▸ **Written task**
Read through the entries below and return each line with the word "мероприятий".

━━━━━ Data lines ━━━━━

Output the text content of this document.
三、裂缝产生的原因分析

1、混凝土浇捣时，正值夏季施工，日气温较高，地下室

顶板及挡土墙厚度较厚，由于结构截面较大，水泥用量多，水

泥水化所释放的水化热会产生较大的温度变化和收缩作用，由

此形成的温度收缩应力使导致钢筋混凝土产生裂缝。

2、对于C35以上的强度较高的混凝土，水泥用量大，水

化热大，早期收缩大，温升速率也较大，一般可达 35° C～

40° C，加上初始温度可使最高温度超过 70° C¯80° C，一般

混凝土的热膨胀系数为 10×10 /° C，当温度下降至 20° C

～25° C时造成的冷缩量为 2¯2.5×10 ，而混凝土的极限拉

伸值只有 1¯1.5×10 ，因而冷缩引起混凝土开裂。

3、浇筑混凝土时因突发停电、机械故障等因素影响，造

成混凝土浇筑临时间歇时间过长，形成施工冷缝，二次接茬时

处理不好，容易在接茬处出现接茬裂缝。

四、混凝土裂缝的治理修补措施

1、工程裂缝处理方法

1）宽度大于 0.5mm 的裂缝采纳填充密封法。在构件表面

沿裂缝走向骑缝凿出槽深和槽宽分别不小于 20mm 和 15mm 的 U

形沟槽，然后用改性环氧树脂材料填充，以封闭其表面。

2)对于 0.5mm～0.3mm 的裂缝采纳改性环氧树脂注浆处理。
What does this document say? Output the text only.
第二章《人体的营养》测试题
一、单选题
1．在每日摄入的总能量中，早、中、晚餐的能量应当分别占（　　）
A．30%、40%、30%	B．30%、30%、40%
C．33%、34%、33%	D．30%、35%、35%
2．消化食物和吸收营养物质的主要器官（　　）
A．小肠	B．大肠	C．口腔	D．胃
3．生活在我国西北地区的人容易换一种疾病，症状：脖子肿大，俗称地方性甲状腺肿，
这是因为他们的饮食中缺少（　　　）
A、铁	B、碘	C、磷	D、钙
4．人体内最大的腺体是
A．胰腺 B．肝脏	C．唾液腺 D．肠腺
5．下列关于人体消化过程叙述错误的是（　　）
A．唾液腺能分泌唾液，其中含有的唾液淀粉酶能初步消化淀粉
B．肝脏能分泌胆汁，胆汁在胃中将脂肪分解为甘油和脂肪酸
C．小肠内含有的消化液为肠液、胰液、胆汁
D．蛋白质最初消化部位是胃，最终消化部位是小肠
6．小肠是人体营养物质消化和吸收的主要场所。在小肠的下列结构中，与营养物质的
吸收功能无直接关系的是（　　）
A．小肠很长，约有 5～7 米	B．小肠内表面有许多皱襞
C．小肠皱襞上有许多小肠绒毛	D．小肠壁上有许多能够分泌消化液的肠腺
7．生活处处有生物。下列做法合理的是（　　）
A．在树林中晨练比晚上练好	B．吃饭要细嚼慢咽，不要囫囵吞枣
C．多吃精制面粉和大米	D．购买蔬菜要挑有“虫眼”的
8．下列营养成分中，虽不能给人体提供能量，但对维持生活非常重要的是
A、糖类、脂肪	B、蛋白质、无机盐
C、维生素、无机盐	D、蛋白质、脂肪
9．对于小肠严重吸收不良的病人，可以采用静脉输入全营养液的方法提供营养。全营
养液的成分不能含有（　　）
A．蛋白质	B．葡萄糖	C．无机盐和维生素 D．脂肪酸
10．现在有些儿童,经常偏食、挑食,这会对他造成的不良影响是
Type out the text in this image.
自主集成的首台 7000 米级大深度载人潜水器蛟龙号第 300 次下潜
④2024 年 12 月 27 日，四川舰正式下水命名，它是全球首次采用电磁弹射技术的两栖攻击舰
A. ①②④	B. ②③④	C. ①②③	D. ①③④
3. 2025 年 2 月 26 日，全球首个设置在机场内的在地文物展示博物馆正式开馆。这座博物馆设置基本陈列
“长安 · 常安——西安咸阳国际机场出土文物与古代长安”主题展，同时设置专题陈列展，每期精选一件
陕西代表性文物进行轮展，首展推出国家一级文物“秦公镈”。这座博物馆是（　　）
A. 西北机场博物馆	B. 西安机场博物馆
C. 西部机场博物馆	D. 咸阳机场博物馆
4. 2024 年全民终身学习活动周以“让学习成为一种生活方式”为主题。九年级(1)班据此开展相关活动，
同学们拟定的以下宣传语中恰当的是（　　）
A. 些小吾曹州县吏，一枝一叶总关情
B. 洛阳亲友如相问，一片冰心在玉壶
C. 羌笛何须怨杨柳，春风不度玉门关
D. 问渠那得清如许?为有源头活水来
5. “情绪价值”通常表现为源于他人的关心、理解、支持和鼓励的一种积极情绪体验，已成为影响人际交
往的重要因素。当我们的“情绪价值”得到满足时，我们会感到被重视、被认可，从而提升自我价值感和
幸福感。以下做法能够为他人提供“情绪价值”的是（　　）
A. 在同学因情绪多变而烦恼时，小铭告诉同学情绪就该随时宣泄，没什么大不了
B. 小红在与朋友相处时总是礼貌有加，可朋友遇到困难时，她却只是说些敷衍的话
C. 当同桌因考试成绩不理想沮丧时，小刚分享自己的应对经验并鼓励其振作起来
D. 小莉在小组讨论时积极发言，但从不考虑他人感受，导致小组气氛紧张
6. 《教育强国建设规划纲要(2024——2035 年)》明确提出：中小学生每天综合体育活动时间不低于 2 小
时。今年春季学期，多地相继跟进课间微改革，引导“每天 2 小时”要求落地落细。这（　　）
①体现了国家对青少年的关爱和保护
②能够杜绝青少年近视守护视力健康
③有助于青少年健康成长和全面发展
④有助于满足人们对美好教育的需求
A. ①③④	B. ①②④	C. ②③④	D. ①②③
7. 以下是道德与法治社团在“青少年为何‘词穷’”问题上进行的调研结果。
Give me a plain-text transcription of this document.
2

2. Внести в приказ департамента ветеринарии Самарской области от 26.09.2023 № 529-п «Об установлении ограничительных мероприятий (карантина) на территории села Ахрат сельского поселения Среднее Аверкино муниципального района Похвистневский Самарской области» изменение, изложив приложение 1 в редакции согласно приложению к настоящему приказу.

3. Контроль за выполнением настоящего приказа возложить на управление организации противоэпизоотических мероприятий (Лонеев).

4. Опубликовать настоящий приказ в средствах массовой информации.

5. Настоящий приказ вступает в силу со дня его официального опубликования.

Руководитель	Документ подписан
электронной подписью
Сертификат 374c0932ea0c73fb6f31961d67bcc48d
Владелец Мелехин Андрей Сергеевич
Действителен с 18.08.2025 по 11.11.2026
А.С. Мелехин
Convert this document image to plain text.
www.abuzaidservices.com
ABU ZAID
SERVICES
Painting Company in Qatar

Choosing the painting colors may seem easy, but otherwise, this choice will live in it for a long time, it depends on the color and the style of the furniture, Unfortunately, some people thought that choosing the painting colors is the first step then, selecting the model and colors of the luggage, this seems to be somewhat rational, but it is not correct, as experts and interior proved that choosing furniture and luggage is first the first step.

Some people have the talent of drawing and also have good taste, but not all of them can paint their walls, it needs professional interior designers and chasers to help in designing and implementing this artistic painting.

━━━━━

▸ **The answer**
2. Внести в приказ департамента ветеринарии Самарской области от 26.09.2023 № 529-п «Об установлении ограничительных мероприятий (карантина) на территории села Ахрат сельского поселения Среднее Аверкино муниципального района Похвистневский Самарской области» изменение, изложив приложение 1 в редакции согласно приложению к настоящему приказу.
3. Контроль за выполнением настоящего приказа возложить на управление организации противоэпизоотических мероприятий (Лонеев).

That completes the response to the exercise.